**The exercise:** Reproduce every entry exactly as shown.

**Given data:**
* * *
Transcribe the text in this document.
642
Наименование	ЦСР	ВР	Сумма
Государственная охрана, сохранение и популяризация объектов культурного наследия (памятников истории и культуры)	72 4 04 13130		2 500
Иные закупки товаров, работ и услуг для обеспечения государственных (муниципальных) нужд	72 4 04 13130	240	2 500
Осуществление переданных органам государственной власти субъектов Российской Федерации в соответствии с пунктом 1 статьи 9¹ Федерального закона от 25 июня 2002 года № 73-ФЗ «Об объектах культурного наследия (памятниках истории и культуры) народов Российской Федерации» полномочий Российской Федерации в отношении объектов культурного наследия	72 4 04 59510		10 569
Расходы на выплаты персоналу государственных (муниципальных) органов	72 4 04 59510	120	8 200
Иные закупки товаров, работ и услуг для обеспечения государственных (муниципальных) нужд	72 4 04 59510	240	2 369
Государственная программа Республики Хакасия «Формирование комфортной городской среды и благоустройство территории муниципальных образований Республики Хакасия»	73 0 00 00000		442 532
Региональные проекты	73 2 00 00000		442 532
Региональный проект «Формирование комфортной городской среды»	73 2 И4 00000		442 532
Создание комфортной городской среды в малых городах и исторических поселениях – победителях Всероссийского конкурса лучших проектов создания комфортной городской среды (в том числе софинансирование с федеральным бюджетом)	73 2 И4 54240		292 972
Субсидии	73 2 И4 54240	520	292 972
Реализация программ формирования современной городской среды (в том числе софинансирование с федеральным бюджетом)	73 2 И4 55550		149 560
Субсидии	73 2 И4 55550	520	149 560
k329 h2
* * *
**Solution to the problem:**
Transcribe the text in this document.
642
Наименование	ЦСР	ВР	Сумма
Государственная охрана, сохранение и популяризация объектов культурного наследия (памятников истории и культуры)	72 4 04 13130		2 500
Иные закупки товаров, работ и услуг для обеспечения государственных (муниципальных) нужд	72 4 04 13130	240	2 500
Осуществление переданных органам государственной власти субъектов Российской Федерации в соответствии с пунктом 1 статьи 9¹ Федерального закона от 25 июня 2002 года № 73-ФЗ «Об объектах культурного наследия (памятниках истории и культуры) народов Российской Федерации» полномочий Российской Федерации в отношении объектов культурного наследия	72 4 04 59510		10 569
Расходы на выплаты персоналу государственных (муниципальных) органов	72 4 04 59510	120	8 200
Иные закупки товаров, работ и услуг для обеспечения государственных (муниципальных) нужд	72 4 04 59510	240	2 369
Государственная программа Республики Хакасия «Формирование комфортной городской среды и благоустройство территории муниципальных образований Республики Хакасия»	73 0 00 00000		442 532
Региональные проекты	73 2 00 00000		442 532
Региональный проект «Формирование комфортной городской среды»	73 2 И4 00000		442 532
Создание комфортной городской среды в малых городах и исторических поселениях – победителях Всероссийского конкурса лучших проектов создания комфортной городской среды (в том числе софинансирование с федеральным бюджетом)	73 2 И4 54240		292 972
Субсидии	73 2 И4 54240	520	292 972
Реализация программ формирования современной городской среды (в том числе софинансирование с федеральным бюджетом)	73 2 И4 55550		149 560
Субсидии	73 2 И4 55550	520	149 560
k329 h2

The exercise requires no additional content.